═══ Data shown

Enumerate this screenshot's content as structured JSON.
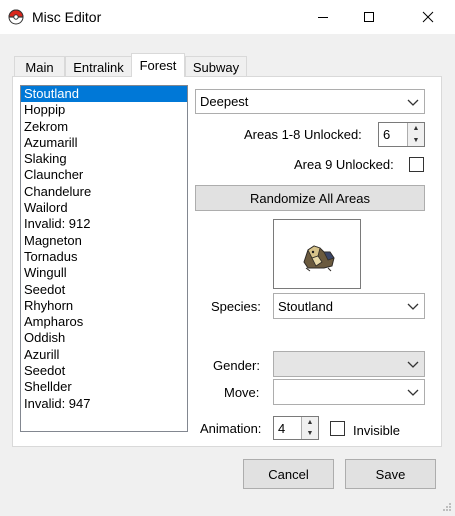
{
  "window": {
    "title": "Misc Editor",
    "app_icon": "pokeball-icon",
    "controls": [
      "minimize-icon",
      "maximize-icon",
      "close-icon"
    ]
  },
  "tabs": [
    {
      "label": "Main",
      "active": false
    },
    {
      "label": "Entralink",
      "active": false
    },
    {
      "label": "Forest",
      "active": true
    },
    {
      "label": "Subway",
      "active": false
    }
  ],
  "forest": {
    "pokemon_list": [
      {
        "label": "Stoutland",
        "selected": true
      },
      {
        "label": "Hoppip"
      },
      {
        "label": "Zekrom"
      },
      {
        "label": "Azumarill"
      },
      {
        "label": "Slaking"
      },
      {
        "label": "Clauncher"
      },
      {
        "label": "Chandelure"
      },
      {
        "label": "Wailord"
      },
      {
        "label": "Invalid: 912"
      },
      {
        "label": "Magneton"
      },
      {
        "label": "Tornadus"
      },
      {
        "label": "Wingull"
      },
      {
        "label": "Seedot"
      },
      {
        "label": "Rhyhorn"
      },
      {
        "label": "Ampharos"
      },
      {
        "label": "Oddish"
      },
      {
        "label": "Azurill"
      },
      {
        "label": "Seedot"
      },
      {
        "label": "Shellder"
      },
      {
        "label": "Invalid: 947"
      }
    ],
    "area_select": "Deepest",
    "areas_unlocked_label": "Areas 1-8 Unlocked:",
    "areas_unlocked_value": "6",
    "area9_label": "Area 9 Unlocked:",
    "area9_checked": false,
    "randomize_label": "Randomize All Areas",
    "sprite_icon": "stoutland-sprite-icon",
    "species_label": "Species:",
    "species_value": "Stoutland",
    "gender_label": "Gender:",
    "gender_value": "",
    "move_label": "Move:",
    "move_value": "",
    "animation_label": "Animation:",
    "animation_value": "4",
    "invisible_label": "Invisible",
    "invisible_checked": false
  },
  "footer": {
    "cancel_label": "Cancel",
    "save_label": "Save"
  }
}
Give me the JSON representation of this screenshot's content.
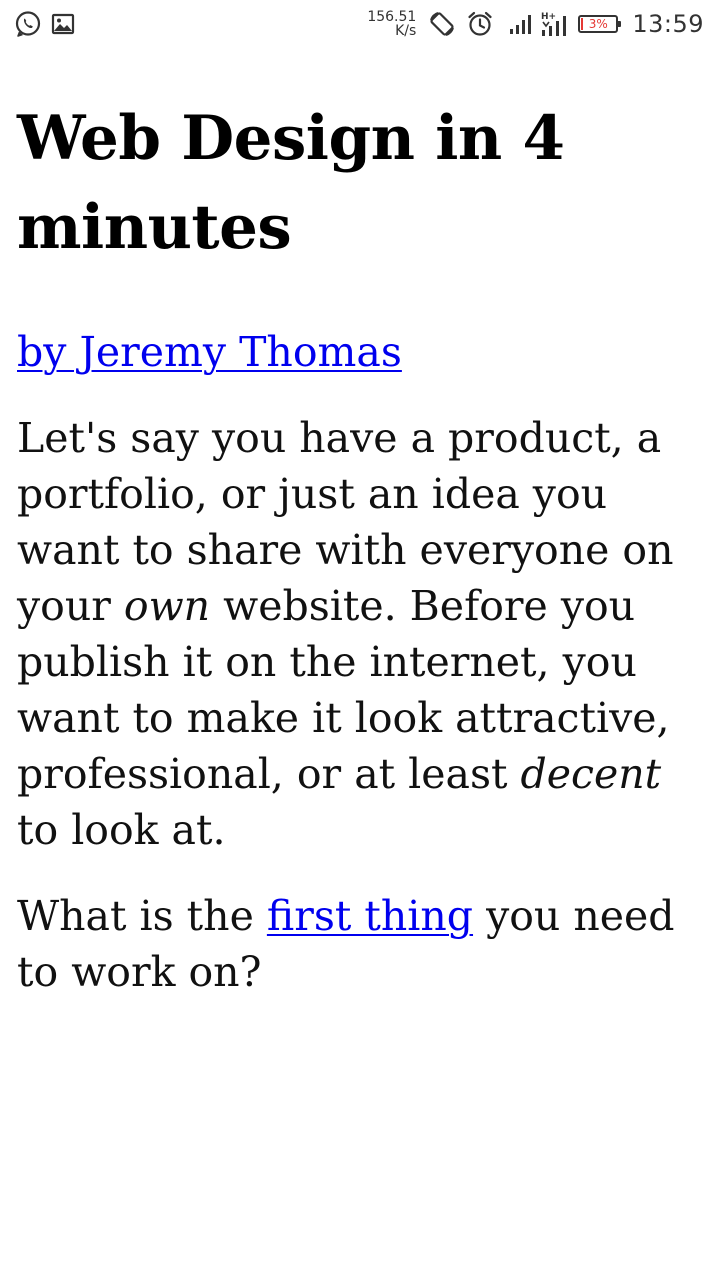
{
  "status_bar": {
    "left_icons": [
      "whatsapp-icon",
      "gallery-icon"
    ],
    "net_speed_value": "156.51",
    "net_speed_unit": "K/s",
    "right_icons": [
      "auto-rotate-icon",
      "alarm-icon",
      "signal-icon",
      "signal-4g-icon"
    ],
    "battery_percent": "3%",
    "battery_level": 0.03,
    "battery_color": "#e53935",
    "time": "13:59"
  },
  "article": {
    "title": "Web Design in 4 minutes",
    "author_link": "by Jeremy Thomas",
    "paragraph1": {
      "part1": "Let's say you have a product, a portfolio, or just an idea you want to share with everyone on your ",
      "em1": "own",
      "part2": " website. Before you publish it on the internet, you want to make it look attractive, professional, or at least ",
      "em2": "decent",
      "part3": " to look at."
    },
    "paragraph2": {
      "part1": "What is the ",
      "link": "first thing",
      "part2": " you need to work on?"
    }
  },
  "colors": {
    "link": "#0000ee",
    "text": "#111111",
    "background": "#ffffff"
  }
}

══════

Aim
The lines to be extracted begin at the line containing "Give me the" and continue through the final line of the material above, both ends included. Reproduce them exactly, without the pictures.

Answer to the task
Give me the JSON representation of this screenshot's content.
{
  "status_bar": {
    "left_icons": [
      "whatsapp-icon",
      "gallery-icon"
    ],
    "net_speed_value": "156.51",
    "net_speed_unit": "K/s",
    "right_icons": [
      "auto-rotate-icon",
      "alarm-icon",
      "signal-icon",
      "signal-4g-icon"
    ],
    "battery_percent": "3%",
    "battery_level": 0.03,
    "battery_color": "#e53935",
    "time": "13:59"
  },
  "article": {
    "title": "Web Design in 4 minutes",
    "author_link": "by Jeremy Thomas",
    "paragraph1": {
      "part1": "Let's say you have a product, a portfolio, or just an idea you want to share with everyone on your ",
      "em1": "own",
      "part2": " website. Before you publish it on the internet, you want to make it look attractive, professional, or at least ",
      "em2": "decent",
      "part3": " to look at."
    },
    "paragraph2": {
      "part1": "What is the ",
      "link": "first thing",
      "part2": " you need to work on?"
    }
  },
  "colors": {
    "link": "#0000ee",
    "text": "#111111",
    "background": "#ffffff"
  }
}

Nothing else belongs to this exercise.